## YOUR OBJECTIVE
Reproduce the following lines exactly, every one of them in the same order.

(Stored records)

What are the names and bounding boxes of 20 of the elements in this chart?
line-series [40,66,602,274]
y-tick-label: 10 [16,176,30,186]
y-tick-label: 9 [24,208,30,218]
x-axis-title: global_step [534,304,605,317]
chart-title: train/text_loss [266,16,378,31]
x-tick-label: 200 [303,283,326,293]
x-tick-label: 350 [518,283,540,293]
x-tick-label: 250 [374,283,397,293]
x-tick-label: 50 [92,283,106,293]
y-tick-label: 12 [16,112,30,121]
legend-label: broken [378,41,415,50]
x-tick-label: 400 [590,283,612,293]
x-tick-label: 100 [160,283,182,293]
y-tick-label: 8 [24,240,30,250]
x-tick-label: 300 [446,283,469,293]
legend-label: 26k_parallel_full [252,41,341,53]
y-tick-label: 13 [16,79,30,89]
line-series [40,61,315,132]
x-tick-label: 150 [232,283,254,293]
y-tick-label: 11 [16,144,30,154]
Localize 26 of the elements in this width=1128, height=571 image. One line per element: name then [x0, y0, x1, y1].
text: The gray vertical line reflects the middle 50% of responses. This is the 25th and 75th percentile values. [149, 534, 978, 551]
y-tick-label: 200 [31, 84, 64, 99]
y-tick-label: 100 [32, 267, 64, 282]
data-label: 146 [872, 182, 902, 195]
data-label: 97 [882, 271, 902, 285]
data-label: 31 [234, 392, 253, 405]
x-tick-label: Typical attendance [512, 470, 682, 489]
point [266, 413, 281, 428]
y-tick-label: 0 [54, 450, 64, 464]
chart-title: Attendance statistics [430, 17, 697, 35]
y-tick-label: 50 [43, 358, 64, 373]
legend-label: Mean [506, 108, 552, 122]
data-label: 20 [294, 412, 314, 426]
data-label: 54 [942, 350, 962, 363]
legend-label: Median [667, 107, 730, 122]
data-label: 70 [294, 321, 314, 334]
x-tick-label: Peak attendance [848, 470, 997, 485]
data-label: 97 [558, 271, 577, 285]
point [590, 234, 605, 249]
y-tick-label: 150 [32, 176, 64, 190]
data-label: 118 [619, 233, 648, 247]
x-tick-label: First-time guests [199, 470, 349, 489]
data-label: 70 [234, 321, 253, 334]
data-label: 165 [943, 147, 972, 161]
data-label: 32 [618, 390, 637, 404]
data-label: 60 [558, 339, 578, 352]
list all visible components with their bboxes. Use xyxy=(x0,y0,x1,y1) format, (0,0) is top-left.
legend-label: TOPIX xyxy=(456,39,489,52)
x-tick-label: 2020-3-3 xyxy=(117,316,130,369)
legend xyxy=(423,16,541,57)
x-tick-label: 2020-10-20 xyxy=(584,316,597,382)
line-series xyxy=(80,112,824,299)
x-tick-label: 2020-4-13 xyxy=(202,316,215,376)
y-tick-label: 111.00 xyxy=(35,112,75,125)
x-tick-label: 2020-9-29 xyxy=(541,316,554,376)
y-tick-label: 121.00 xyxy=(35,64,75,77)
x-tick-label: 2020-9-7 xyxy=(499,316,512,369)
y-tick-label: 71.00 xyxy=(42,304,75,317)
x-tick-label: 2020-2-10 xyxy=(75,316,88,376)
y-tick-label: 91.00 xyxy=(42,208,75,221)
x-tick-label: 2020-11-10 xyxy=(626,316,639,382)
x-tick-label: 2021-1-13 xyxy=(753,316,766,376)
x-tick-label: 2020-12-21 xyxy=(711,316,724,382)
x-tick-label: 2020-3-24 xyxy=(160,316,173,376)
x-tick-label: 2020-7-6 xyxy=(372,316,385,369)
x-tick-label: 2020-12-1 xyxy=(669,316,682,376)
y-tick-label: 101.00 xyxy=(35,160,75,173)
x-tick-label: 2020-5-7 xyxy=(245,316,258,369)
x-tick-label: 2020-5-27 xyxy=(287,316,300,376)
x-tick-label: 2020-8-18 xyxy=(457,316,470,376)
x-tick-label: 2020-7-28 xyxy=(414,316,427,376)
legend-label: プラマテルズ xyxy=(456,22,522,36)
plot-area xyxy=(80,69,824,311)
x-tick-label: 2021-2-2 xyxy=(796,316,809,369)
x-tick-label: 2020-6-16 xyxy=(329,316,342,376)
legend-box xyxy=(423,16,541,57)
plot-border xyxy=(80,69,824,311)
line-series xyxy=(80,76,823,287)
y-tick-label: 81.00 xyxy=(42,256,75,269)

## EXERCISE RESULT
What are the names and bounding boxes of 20 of the elements in this chart?
line-series [40,66,602,274]
y-tick-label: 10 [16,176,30,186]
y-tick-label: 9 [24,208,30,218]
x-axis-title: global_step [534,304,605,317]
chart-title: train/text_loss [266,16,378,31]
x-tick-label: 200 [303,283,326,293]
x-tick-label: 350 [518,283,540,293]
x-tick-label: 250 [374,283,397,293]
x-tick-label: 50 [92,283,106,293]
y-tick-label: 12 [16,112,30,121]
legend-label: broken [378,41,415,50]
x-tick-label: 400 [590,283,612,293]
x-tick-label: 100 [160,283,182,293]
y-tick-label: 8 [24,240,30,250]
x-tick-label: 300 [446,283,469,293]
legend-label: 26k_parallel_full [252,41,341,53]
y-tick-label: 13 [16,79,30,89]
line-series [40,61,315,132]
x-tick-label: 150 [232,283,254,293]
y-tick-label: 11 [16,144,30,154]
Localize 26 of the elements in this width=1128, height=571 image. One line per element: name then [x0, y0, x1, y1].
text: The gray vertical line reflects the middle 50% of responses. This is the 25th and 75th percentile values. [149, 534, 978, 551]
y-tick-label: 200 [31, 84, 64, 99]
y-tick-label: 100 [32, 267, 64, 282]
data-label: 146 [872, 182, 902, 195]
data-label: 97 [882, 271, 902, 285]
data-label: 31 [234, 392, 253, 405]
x-tick-label: Typical attendance [512, 470, 682, 489]
point [266, 413, 281, 428]
y-tick-label: 0 [54, 450, 64, 464]
chart-title: Attendance statistics [430, 17, 697, 35]
y-tick-label: 50 [43, 358, 64, 373]
legend-label: Mean [506, 108, 552, 122]
data-label: 20 [294, 412, 314, 426]
data-label: 54 [942, 350, 962, 363]
legend-label: Median [667, 107, 730, 122]
data-label: 70 [294, 321, 314, 334]
x-tick-label: Peak attendance [848, 470, 997, 485]
data-label: 97 [558, 271, 577, 285]
point [590, 234, 605, 249]
y-tick-label: 150 [32, 176, 64, 190]
data-label: 118 [619, 233, 648, 247]
x-tick-label: First-time guests [199, 470, 349, 489]
data-label: 70 [234, 321, 253, 334]
data-label: 165 [943, 147, 972, 161]
data-label: 32 [618, 390, 637, 404]
data-label: 60 [558, 339, 578, 352]
list all visible components with their bboxes. Use xyxy=(x0,y0,x1,y1) format, (0,0) is top-left.
legend-label: TOPIX xyxy=(456,39,489,52)
x-tick-label: 2020-3-3 xyxy=(117,316,130,369)
legend xyxy=(423,16,541,57)
x-tick-label: 2020-10-20 xyxy=(584,316,597,382)
line-series xyxy=(80,112,824,299)
x-tick-label: 2020-4-13 xyxy=(202,316,215,376)
y-tick-label: 111.00 xyxy=(35,112,75,125)
x-tick-label: 2020-9-29 xyxy=(541,316,554,376)
y-tick-label: 121.00 xyxy=(35,64,75,77)
x-tick-label: 2020-9-7 xyxy=(499,316,512,369)
y-tick-label: 71.00 xyxy=(42,304,75,317)
x-tick-label: 2020-2-10 xyxy=(75,316,88,376)
y-tick-label: 91.00 xyxy=(42,208,75,221)
x-tick-label: 2020-11-10 xyxy=(626,316,639,382)
x-tick-label: 2021-1-13 xyxy=(753,316,766,376)
x-tick-label: 2020-12-21 xyxy=(711,316,724,382)
x-tick-label: 2020-3-24 xyxy=(160,316,173,376)
x-tick-label: 2020-7-6 xyxy=(372,316,385,369)
x-tick-label: 2020-12-1 xyxy=(669,316,682,376)
y-tick-label: 101.00 xyxy=(35,160,75,173)
x-tick-label: 2020-5-7 xyxy=(245,316,258,369)
x-tick-label: 2020-5-27 xyxy=(287,316,300,376)
x-tick-label: 2020-8-18 xyxy=(457,316,470,376)
x-tick-label: 2020-7-28 xyxy=(414,316,427,376)
legend-label: プラマテルズ xyxy=(456,22,522,36)
plot-area xyxy=(80,69,824,311)
x-tick-label: 2021-2-2 xyxy=(796,316,809,369)
x-tick-label: 2020-6-16 xyxy=(329,316,342,376)
legend-box xyxy=(423,16,541,57)
plot-border xyxy=(80,69,824,311)
line-series xyxy=(80,76,823,287)
y-tick-label: 81.00 xyxy=(42,256,75,269)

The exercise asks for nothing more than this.